▶ **Exercise**: Within the listing below, locate all lines containing the word "this". Copy each one.
Start
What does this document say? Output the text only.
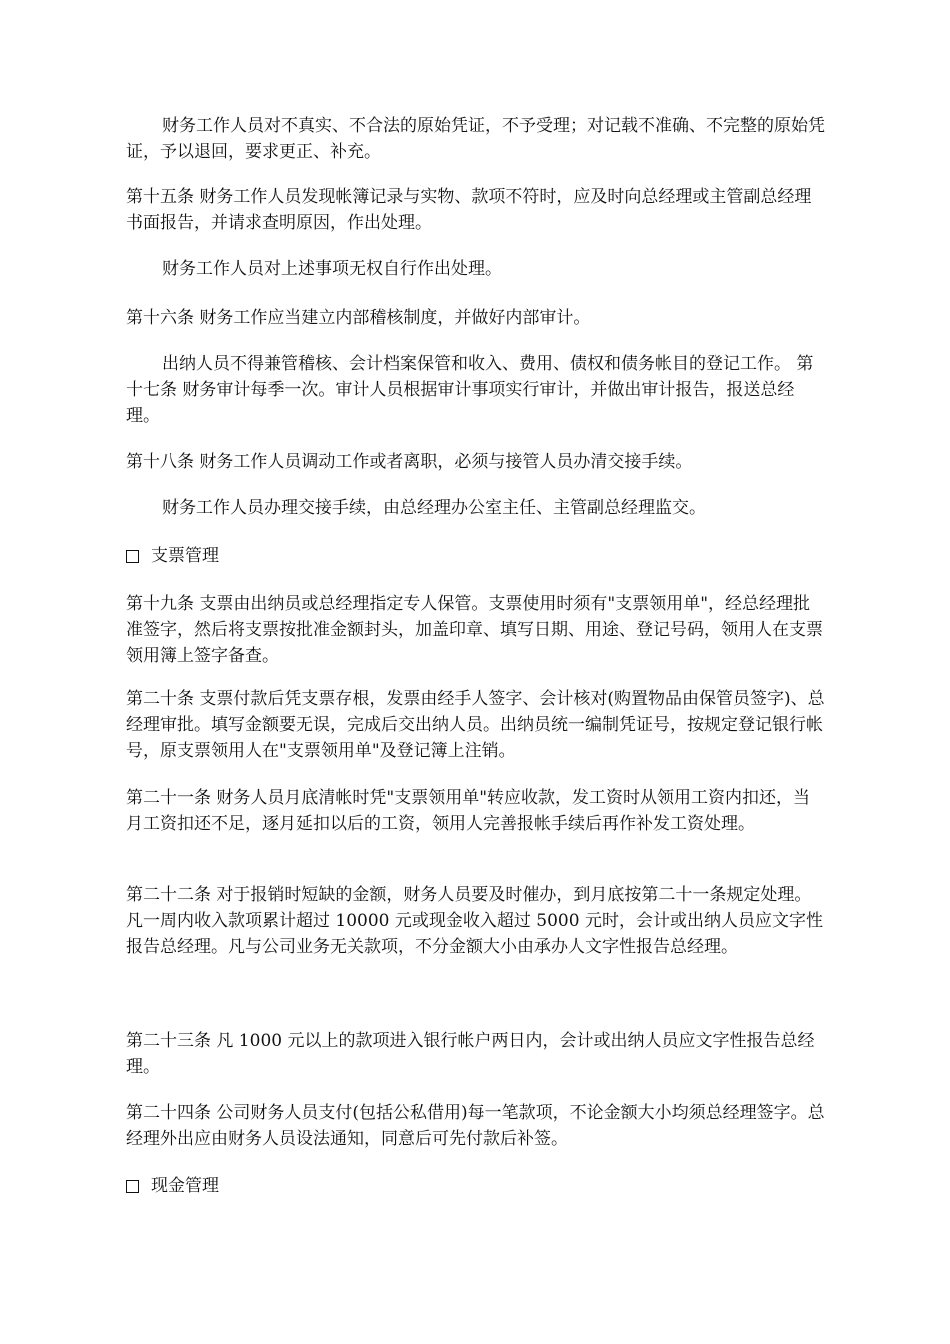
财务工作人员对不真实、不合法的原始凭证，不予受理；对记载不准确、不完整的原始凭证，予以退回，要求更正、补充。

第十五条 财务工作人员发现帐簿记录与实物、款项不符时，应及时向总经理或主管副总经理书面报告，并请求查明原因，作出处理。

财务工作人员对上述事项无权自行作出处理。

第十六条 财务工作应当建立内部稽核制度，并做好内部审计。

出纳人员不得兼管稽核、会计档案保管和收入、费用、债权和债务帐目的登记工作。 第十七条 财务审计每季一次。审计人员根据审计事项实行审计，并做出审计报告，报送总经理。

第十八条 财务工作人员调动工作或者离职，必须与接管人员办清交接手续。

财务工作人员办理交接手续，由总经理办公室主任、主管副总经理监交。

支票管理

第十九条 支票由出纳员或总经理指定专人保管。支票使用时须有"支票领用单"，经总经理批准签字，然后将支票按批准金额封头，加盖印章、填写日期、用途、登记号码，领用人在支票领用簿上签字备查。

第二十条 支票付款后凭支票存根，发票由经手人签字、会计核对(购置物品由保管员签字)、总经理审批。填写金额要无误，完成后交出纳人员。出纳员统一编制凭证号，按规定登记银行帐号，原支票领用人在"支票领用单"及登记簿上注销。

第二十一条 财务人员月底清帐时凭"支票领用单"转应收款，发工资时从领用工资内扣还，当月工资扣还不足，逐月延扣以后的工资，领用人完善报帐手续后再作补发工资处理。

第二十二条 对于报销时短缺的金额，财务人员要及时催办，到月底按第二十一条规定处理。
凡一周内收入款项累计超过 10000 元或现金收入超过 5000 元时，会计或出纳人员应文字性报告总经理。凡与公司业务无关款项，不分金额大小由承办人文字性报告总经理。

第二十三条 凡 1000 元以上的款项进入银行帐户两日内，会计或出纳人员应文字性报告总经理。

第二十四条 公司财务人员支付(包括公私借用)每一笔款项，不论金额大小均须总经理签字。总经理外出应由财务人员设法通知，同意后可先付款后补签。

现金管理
End
Start
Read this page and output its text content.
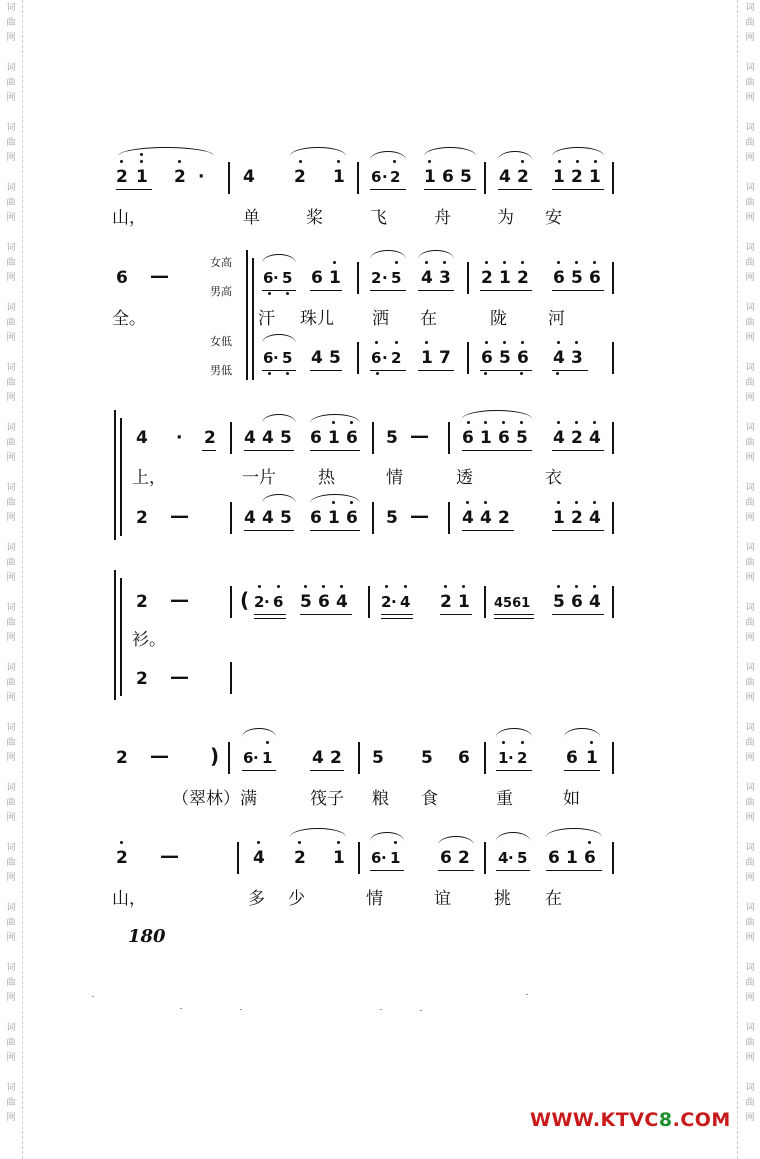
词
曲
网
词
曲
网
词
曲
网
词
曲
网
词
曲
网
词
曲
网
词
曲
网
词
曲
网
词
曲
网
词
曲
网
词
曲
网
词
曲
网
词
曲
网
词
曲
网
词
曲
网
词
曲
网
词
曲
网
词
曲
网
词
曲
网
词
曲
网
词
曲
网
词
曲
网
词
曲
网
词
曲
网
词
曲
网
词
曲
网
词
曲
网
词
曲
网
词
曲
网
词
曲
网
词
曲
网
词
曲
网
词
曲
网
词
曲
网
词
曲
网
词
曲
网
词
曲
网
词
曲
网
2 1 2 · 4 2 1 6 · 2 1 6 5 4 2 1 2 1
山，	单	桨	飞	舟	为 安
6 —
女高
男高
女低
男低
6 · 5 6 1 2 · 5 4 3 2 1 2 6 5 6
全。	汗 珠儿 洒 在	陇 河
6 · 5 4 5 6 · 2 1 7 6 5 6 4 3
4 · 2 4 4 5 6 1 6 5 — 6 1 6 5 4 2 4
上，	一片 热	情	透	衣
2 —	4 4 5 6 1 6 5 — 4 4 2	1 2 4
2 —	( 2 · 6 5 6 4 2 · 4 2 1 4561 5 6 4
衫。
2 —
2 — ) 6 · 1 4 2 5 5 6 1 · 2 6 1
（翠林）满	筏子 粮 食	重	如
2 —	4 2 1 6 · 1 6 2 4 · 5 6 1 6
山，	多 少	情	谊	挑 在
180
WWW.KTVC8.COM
End
Start
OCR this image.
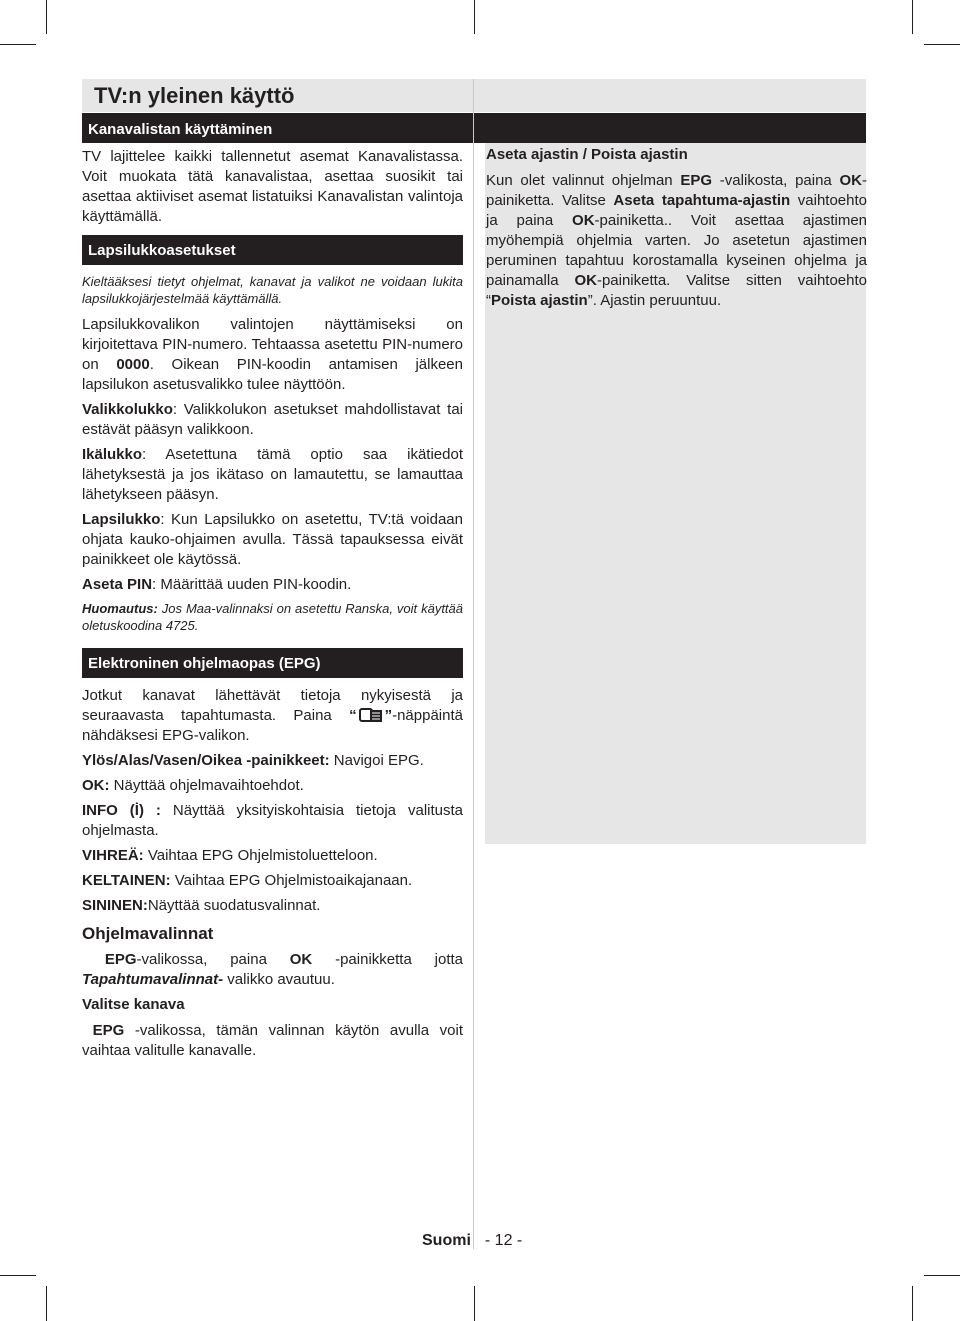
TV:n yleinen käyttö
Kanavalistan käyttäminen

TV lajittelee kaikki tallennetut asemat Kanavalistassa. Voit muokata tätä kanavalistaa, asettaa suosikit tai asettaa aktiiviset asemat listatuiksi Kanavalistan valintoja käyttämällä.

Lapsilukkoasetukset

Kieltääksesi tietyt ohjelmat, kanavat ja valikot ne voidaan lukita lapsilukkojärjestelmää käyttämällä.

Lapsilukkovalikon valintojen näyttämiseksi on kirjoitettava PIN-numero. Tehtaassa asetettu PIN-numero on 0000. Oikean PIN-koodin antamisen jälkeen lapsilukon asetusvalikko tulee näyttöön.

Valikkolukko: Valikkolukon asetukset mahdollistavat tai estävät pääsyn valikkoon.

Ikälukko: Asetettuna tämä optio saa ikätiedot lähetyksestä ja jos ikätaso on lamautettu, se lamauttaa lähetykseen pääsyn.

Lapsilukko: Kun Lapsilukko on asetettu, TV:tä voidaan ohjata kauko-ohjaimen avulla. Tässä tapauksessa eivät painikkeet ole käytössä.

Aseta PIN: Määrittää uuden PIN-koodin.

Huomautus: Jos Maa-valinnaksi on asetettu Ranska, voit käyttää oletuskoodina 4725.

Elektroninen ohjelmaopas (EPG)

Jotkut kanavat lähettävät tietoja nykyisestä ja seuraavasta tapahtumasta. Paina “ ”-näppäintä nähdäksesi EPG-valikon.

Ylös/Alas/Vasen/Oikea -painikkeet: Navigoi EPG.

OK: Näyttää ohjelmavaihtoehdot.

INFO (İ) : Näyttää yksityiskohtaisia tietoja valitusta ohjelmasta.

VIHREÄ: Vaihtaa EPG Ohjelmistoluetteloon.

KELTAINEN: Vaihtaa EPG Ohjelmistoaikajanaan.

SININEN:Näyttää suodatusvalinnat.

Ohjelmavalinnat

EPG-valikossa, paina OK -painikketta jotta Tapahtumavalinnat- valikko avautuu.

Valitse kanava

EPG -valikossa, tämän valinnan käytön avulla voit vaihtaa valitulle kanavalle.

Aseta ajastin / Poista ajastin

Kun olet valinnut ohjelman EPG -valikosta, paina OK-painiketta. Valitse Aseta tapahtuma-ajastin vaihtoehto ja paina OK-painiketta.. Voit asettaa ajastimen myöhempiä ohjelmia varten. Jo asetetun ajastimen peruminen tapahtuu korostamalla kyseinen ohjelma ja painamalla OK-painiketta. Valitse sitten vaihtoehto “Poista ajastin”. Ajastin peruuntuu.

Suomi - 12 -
End
▶ **Complete output**:
What does this document say? Output the text only.
Read this page and output its text content.
OCR this image.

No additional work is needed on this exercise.